▸ TASK REQUIREMENTS
Tally the lines in the records underneath that contain the string "Knotenschnur", and state the figure by itself.

— START OF AVAILABLE RECORDS —

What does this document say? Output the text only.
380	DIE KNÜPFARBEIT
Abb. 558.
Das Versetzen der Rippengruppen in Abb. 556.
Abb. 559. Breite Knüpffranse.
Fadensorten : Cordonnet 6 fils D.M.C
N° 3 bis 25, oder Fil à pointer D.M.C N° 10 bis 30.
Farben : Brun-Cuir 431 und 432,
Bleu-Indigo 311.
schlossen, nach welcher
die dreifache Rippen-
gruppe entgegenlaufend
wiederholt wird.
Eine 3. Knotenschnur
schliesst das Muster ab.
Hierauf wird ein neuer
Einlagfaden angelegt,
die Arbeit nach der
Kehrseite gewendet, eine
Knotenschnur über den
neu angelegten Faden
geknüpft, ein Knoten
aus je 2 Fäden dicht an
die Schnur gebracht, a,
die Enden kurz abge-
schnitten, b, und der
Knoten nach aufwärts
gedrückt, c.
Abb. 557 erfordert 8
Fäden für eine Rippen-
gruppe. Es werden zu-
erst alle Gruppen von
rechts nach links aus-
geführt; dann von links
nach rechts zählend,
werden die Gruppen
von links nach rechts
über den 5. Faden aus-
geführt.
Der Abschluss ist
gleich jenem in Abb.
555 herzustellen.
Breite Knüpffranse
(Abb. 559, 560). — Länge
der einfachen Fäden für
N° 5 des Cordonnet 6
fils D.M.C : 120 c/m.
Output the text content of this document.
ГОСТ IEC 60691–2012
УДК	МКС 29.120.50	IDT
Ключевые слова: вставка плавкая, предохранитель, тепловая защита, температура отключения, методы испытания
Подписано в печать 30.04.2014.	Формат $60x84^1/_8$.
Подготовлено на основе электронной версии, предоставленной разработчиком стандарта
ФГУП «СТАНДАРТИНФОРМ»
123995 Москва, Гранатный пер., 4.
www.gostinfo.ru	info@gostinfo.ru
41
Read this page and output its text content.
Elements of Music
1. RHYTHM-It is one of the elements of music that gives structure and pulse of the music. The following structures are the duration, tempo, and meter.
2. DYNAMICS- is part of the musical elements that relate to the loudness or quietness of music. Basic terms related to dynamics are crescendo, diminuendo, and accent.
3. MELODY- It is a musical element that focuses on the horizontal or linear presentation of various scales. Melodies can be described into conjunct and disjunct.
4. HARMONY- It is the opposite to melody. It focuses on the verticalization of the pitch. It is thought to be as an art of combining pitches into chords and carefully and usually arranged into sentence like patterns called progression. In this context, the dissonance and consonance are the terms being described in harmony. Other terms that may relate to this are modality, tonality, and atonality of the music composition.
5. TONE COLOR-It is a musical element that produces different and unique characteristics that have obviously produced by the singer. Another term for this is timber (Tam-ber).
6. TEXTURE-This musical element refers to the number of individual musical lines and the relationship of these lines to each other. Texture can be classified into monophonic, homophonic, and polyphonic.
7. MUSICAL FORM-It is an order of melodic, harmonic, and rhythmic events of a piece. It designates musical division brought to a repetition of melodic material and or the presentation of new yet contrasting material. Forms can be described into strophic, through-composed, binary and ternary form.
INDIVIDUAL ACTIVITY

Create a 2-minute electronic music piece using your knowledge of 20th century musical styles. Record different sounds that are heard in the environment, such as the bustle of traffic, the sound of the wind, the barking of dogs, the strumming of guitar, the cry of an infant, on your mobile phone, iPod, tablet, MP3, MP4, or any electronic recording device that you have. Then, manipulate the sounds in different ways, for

— END OF AVAILABLE RECORDS —

▸ ANSWER BELOW
2